## THE EXERCISE
Pick out every line of the rows below that contains the string "Ratio", matching case exactly, and copy each such line in full.

## GIVEN DATA

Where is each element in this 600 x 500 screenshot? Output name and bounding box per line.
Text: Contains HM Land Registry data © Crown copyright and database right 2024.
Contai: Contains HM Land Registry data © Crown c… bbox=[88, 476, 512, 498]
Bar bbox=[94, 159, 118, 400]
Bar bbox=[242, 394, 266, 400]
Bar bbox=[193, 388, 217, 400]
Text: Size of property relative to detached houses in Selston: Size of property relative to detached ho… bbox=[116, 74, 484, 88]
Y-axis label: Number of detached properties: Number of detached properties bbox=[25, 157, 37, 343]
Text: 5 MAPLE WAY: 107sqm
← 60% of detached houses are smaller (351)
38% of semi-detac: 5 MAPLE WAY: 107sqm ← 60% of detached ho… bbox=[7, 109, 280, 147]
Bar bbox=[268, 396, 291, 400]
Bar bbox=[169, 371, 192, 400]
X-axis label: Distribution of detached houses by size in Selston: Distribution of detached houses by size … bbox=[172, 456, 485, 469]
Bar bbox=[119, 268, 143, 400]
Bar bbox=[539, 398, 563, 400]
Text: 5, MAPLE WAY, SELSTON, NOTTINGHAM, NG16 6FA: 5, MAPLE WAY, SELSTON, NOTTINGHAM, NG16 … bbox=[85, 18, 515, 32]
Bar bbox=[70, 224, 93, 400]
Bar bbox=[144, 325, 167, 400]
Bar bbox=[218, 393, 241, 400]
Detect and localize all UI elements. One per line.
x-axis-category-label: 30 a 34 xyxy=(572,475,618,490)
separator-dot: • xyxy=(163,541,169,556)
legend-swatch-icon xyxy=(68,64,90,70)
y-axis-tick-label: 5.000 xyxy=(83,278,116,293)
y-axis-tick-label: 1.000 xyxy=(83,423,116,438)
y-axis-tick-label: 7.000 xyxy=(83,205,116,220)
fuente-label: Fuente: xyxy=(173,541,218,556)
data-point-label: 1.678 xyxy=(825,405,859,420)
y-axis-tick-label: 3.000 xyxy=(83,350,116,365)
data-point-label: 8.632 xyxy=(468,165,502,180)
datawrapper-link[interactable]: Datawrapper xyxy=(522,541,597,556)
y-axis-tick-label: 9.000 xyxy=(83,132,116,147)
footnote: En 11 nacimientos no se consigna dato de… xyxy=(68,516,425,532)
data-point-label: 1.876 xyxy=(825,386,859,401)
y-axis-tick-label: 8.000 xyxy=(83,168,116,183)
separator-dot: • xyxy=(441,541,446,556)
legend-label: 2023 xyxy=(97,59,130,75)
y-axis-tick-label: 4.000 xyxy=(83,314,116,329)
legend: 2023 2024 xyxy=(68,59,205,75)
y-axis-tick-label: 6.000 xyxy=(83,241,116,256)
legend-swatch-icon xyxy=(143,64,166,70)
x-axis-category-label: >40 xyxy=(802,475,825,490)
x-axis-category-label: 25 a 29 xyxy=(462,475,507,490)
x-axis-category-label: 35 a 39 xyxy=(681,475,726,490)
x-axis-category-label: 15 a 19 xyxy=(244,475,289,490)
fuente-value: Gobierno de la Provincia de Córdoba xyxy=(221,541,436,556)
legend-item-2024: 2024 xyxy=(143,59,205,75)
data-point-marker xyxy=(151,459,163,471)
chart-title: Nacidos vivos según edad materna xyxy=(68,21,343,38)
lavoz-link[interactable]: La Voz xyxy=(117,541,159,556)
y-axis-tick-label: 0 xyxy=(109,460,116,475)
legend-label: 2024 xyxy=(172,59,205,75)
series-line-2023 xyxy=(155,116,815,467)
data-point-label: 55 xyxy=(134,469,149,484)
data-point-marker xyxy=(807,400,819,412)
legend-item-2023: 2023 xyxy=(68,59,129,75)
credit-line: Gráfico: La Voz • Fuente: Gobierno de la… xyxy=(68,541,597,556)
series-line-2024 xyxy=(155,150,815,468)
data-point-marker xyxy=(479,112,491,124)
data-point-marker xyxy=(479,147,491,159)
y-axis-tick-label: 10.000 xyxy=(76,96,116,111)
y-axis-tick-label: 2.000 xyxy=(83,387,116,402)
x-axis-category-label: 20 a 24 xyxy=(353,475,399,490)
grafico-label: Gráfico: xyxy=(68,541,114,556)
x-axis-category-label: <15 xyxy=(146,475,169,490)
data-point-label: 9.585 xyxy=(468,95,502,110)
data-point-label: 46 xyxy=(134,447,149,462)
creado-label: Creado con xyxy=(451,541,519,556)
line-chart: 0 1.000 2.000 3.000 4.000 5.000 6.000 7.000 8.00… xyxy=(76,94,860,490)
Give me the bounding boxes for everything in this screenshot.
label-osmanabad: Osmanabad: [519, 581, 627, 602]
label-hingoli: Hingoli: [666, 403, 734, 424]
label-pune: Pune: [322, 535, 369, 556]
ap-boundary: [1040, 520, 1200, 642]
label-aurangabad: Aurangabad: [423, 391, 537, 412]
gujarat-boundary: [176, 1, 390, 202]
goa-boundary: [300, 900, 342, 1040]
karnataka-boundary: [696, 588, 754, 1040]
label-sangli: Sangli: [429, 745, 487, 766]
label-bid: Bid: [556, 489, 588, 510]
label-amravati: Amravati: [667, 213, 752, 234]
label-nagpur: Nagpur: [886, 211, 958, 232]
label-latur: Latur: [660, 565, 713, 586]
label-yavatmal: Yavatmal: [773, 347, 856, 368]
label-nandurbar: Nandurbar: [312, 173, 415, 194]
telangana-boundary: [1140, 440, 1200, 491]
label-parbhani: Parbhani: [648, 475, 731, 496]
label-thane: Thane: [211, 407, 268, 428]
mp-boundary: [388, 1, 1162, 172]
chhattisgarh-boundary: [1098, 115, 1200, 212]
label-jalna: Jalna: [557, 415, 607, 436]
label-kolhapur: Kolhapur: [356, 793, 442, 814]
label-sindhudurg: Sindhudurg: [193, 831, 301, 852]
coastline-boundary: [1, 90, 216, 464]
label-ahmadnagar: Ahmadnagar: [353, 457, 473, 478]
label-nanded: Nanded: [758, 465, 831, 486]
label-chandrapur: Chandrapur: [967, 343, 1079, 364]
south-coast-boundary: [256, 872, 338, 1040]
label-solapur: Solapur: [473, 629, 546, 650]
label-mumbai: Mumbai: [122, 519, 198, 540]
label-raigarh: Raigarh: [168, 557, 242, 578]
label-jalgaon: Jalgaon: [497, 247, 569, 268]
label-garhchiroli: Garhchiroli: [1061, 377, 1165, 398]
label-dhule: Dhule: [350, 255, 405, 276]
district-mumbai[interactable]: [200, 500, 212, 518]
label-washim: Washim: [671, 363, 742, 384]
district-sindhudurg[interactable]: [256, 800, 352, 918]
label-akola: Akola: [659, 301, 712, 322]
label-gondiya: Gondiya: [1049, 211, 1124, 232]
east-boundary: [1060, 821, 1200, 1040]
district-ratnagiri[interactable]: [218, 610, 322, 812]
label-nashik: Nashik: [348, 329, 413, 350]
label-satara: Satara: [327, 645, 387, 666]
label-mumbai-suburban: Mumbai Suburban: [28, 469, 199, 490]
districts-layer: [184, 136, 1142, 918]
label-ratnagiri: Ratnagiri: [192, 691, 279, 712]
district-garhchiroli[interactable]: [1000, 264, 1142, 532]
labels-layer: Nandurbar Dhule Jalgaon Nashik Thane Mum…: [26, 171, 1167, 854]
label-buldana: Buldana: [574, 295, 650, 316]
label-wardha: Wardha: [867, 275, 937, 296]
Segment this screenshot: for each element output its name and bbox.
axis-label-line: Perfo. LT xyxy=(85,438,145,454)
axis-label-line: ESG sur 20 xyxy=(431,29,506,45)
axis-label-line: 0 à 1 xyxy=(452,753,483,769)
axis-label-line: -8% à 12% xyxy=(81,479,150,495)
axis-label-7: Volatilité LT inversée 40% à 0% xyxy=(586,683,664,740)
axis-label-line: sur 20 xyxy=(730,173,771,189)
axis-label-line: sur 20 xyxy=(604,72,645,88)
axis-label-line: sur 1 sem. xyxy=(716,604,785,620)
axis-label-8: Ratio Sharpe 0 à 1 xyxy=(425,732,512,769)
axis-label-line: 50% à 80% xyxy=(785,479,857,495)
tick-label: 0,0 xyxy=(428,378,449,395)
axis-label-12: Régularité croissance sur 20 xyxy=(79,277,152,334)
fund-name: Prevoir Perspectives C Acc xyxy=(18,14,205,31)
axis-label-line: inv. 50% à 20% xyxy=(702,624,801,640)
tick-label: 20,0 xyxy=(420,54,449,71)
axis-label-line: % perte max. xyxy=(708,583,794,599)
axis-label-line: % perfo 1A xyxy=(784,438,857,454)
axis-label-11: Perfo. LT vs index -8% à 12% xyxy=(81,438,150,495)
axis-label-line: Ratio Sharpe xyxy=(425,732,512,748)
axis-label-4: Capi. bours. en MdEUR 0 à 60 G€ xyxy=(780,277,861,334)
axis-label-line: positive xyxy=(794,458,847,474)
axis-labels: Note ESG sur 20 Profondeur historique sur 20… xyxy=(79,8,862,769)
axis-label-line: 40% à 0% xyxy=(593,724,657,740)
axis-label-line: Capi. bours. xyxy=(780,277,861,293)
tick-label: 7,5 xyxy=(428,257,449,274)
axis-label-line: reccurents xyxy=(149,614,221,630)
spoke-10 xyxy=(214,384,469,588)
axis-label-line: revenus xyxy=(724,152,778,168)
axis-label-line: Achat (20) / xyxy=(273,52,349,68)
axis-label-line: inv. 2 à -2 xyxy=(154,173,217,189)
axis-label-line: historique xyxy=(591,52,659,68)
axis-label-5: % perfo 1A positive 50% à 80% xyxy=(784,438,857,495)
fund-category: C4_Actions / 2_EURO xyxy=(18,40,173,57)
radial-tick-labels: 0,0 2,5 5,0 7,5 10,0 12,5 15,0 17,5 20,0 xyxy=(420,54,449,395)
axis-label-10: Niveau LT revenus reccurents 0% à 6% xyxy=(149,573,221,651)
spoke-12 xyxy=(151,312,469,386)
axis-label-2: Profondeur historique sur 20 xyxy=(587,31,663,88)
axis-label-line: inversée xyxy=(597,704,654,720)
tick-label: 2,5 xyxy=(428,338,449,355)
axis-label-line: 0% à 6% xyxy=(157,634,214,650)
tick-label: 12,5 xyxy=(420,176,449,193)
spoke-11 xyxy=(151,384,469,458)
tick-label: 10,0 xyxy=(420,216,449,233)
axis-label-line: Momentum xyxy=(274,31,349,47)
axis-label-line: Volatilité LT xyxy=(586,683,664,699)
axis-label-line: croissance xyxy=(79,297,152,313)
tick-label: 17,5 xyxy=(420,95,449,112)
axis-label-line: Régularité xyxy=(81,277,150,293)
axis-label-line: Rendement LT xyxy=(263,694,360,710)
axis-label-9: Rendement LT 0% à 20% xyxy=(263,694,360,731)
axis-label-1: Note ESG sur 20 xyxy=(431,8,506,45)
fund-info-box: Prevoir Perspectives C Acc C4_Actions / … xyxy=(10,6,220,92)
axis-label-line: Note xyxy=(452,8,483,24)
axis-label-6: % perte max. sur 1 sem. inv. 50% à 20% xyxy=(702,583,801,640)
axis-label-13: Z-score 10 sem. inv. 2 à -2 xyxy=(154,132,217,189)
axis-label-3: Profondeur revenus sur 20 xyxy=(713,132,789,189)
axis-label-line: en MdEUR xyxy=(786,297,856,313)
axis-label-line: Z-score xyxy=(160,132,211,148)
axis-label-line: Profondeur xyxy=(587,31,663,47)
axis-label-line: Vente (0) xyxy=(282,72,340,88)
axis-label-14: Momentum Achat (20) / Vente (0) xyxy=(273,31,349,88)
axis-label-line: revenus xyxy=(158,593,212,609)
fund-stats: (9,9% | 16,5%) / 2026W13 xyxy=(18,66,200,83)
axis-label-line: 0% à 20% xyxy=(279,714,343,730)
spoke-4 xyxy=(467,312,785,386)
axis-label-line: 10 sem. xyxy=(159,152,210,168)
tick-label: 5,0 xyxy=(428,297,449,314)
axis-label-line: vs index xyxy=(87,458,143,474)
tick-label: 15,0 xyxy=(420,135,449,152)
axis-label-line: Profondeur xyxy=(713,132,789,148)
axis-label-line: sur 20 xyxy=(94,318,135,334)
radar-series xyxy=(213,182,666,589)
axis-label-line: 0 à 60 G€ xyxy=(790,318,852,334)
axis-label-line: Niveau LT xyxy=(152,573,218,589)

## FINAL ANSWER
axis-label-8: Ratio Sharpe 0 à 1 xyxy=(425,732,512,769)
axis-label-line: Ratio Sharpe xyxy=(425,732,512,748)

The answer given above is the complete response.